[Given text]

*** Block opens ***

# A World Without Gravity and How it Would Work

Is there a way to either counteract the effect of gravity on a planetary scale or create a planet with a low enough density so as to replicate the effect of weightlessness?

My world takes place on a planet with low enough gravity so as to allow anything and everything to float around unless it has an anchor. Everything has to anchor itself to the world, or else it will simply float off with the slightest of pushes.

The organisms which live on the planet do not have any need of an atmosphere or anything of that sort.

• How big do you need it? – Mołot May 29 '16 at 19:54
• @Mołot There is no size limit. – White Fang May 29 '16 at 20:05
• Can the structure be artificial, or must it have formed naturally? The main problem I see here is that if the organisms on the surface are in danger of floating away, what's there to stop the ground itself from floating away and the world just spontaneously disintegrating? – ApproachingDarknessFish May 29 '16 at 20:29
• @ApproachingDarknessFish Yet another loophole. Oh boy; well, that's what I asked on here for. It can be artificial, you'll just have to explain why it was made. – White Fang May 29 '16 at 20:56
• @SJuan76 - If the planet rotates. There's a lot about this planet that isn't clear! :) – anongoodnurse May 30 '16 at 16:01

## 3 Answers

Make it hollow, and make things happen inside.

Gravity inside hollow planet would be small, because inside a planet, only mass of what's "below" you matters. There will be hardly anything closer to the planet's core than your people, so gravity would be negligible.

Atmosphere inside would create substantial gravitational pull, but you decided you don't need it.

As you can read on Wikipedia, the fact that our Earth is not like your world was a proof we are not living inside, but on the outside.

This was first shown by Newton, whose shell theorem mathematically predicts a gravitational force (from the shell) of zero everywhere inside a spherically symmetric hollow shell of matter, regardless of the shell's thickness.

Only problem is hydrostatic equilibrium - You either need some unobtanium, or make it really small. Well under planetary size.

The smallest body confirmed to be in hydrostatic equilibrium is the icy moon Rhea, at 1,528 km, whereas the largest body known to not be in hydrostatic equilibrium is the icy moon Iapetus, at 1,470 km.

*** Block closes ***

[Document layout analysis data]
*** Block opens ***

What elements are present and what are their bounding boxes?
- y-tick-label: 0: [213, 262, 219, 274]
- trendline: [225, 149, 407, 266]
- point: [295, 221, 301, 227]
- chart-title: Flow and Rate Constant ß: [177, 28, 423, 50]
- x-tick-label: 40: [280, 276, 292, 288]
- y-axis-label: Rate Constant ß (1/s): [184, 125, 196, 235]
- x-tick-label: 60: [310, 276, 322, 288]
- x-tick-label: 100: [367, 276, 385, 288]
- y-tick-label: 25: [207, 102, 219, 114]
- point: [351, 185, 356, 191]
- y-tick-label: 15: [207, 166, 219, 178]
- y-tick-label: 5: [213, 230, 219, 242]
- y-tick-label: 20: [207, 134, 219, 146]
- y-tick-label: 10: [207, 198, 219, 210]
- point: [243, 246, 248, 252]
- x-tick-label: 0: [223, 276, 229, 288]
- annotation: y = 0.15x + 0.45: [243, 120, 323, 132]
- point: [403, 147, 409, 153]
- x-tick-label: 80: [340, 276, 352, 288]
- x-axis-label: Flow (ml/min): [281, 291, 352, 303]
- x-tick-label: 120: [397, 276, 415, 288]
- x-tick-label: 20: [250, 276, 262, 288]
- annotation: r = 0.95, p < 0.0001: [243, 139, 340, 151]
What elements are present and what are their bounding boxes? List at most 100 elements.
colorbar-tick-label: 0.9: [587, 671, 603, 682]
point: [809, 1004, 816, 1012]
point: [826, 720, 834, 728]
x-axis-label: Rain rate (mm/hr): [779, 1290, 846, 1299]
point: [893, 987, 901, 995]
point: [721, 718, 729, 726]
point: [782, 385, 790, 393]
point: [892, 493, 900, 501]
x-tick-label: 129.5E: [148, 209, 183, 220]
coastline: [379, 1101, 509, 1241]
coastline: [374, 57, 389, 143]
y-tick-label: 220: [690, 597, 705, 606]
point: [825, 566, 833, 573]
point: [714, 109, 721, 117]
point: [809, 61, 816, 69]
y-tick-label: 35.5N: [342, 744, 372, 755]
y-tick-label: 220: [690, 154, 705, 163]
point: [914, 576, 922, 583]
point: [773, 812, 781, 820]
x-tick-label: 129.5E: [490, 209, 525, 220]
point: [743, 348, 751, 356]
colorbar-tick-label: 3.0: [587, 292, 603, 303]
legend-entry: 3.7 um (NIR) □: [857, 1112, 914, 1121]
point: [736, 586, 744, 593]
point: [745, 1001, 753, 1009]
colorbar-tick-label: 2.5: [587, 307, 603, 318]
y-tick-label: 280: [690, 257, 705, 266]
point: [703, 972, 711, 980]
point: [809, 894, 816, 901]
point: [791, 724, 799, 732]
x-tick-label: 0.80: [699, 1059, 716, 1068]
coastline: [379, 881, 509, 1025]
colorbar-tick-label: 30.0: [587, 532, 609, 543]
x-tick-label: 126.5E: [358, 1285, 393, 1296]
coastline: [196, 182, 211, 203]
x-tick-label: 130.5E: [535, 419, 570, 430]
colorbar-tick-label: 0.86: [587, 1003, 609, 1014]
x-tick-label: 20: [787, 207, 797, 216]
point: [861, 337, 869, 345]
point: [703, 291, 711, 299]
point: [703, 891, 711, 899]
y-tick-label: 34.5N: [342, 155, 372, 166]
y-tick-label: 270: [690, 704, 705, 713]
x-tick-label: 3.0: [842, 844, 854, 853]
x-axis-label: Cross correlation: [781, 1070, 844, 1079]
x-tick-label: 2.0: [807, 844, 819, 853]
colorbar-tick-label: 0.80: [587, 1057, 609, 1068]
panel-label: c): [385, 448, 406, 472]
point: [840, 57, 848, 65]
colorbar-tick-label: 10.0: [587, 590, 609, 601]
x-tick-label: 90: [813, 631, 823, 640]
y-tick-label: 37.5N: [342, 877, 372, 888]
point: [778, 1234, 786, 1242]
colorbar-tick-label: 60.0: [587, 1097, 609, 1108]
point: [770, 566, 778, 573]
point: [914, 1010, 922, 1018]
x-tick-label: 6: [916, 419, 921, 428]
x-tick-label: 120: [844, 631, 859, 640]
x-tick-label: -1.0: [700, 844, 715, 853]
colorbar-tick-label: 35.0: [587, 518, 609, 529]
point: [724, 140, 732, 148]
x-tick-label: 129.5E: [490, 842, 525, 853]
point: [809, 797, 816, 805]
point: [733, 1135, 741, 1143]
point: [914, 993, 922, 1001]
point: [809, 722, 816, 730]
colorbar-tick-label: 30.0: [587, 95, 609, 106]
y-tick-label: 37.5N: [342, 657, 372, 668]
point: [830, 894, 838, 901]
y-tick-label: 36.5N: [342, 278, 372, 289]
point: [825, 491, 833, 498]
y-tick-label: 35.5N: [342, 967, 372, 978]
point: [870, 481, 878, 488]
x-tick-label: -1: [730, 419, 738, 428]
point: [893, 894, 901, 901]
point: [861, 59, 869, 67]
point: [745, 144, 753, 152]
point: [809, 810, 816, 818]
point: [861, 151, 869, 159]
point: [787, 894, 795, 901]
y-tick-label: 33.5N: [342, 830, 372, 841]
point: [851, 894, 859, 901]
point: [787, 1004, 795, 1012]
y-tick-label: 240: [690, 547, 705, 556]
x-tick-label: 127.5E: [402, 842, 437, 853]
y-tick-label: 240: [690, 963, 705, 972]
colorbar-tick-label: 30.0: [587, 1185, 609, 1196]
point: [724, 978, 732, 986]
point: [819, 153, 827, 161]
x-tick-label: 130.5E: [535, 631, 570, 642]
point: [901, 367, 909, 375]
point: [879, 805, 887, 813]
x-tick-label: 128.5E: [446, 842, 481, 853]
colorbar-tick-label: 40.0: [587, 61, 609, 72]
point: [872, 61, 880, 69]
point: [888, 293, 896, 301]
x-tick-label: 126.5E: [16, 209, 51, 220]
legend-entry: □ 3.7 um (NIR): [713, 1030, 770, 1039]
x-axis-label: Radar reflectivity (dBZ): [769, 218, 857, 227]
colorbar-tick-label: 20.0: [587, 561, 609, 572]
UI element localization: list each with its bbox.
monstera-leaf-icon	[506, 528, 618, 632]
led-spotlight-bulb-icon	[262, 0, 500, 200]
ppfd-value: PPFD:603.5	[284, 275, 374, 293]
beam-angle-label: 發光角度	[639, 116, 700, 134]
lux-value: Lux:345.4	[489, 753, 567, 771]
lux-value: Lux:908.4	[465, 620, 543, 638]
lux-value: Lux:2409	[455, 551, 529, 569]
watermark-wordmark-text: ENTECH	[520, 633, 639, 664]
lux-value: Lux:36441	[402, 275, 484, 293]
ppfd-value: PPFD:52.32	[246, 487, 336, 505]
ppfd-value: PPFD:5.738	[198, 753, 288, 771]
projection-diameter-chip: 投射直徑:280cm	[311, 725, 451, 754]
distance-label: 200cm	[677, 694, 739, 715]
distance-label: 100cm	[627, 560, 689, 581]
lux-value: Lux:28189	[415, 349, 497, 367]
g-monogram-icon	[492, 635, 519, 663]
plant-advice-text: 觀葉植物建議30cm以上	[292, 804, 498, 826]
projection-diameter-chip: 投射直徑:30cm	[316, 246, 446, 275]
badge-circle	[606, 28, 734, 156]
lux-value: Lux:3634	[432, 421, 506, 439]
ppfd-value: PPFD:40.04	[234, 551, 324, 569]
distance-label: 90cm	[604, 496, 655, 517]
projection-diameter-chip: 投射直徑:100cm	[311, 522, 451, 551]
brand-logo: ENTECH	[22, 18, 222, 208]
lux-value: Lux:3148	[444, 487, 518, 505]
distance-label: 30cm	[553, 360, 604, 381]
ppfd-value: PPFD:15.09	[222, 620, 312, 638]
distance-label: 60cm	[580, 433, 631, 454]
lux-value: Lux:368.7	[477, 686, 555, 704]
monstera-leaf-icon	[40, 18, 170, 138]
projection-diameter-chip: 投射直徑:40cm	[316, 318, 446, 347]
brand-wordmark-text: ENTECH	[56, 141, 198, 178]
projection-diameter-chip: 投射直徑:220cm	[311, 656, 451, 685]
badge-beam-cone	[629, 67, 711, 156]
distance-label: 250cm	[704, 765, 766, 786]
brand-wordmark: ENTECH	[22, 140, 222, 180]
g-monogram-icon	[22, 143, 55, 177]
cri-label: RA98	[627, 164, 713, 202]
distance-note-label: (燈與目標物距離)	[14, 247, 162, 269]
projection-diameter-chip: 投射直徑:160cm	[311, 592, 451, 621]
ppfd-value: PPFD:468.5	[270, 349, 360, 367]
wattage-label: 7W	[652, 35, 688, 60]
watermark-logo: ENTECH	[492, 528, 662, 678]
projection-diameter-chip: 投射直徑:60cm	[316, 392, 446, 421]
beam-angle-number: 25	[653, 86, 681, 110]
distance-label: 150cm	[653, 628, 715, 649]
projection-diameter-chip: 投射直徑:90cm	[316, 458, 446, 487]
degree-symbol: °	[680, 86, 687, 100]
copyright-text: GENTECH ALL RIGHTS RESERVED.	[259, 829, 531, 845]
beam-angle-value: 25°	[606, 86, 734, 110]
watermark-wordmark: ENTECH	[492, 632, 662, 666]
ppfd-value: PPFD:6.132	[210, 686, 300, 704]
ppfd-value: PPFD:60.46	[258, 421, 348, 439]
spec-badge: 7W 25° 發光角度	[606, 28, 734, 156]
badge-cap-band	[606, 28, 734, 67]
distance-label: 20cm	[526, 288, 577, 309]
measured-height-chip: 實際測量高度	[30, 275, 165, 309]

*** Block closes ***

[Requirement A]
Return the part of the low-gravity world text from "This was first" up to and including "at 1,470 km.".
[Requirement B]
Does each statement agree with the low-gravity world text? Answer yes or no for each, quoting the deciding words. (i) White Fang said the planet has no size limit. (ii) Iapetus is in hydrostatic equilibrium. (iii) The organisms on the planet need an atmosphere.

[Expected answer A]
This was first shown by Newton, whose shell theorem mathematically predicts a gravitational force (from the shell) of zero everywhere inside a spherically symmetric hollow shell of matter, regardless of the shell's thickness.

Only problem is hydrostatic equilibrium - You either need some unobtanium, or make it really small. Well under planetary size.

The smallest body confirmed to be in hydrostatic equilibrium is the icy moon Rhea, at 1,528 km, whereas the largest body known to not be in hydrostatic equilibrium is the icy moon Iapetus, at 1,470 km.

[Expected answer B]
(i) Yes: "@Mołot There is no size limit."
(ii) No: "the largest body known to not be in hydrostatic equilibrium is the icy moon Iapetus"
(iii) No: "do not have any need of an atmosphere"